** BEGIN Given information **

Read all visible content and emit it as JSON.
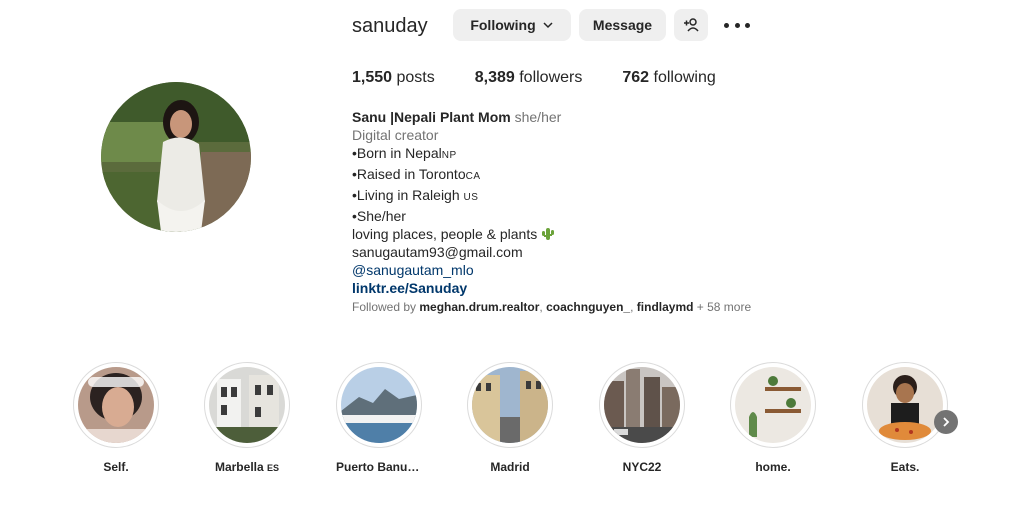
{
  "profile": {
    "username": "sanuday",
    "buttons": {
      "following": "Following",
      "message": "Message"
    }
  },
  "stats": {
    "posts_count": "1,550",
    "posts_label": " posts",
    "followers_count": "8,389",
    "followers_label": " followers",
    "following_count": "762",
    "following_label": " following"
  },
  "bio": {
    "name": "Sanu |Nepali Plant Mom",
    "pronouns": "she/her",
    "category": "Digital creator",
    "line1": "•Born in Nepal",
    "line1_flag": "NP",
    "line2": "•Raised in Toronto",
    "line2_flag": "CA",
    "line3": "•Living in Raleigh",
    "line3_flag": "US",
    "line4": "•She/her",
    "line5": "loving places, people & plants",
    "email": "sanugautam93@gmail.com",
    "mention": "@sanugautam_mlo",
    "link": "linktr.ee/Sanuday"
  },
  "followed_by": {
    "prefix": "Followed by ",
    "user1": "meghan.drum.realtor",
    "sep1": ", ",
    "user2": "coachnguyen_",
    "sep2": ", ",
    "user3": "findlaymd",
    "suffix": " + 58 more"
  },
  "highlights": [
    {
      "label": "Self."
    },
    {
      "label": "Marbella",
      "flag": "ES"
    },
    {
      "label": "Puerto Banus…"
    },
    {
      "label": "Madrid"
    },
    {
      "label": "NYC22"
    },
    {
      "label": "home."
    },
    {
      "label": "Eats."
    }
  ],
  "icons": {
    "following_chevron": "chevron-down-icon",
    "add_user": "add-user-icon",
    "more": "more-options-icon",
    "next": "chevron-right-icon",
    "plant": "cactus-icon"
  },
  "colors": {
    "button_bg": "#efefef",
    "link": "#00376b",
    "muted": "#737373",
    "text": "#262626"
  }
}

** END Given information **

Instructions for the task -
Make an exact copy of all the material, but keep the pictures out of it.

Written answer -
Read all visible content and emit it as JSON.
{
  "profile": {
    "username": "sanuday",
    "buttons": {
      "following": "Following",
      "message": "Message"
    }
  },
  "stats": {
    "posts_count": "1,550",
    "posts_label": " posts",
    "followers_count": "8,389",
    "followers_label": " followers",
    "following_count": "762",
    "following_label": " following"
  },
  "bio": {
    "name": "Sanu |Nepali Plant Mom",
    "pronouns": "she/her",
    "category": "Digital creator",
    "line1": "•Born in Nepal",
    "line1_flag": "NP",
    "line2": "•Raised in Toronto",
    "line2_flag": "CA",
    "line3": "•Living in Raleigh",
    "line3_flag": "US",
    "line4": "•She/her",
    "line5": "loving places, people & plants",
    "email": "sanugautam93@gmail.com",
    "mention": "@sanugautam_mlo",
    "link": "linktr.ee/Sanuday"
  },
  "followed_by": {
    "prefix": "Followed by ",
    "user1": "meghan.drum.realtor",
    "sep1": ", ",
    "user2": "coachnguyen_",
    "sep2": ", ",
    "user3": "findlaymd",
    "suffix": " + 58 more"
  },
  "highlights": [
    {
      "label": "Self."
    },
    {
      "label": "Marbella",
      "flag": "ES"
    },
    {
      "label": "Puerto Banus…"
    },
    {
      "label": "Madrid"
    },
    {
      "label": "NYC22"
    },
    {
      "label": "home."
    },
    {
      "label": "Eats."
    }
  ],
  "icons": {
    "following_chevron": "chevron-down-icon",
    "add_user": "add-user-icon",
    "more": "more-options-icon",
    "next": "chevron-right-icon",
    "plant": "cactus-icon"
  },
  "colors": {
    "button_bg": "#efefef",
    "link": "#00376b",
    "muted": "#737373",
    "text": "#262626"
  }
}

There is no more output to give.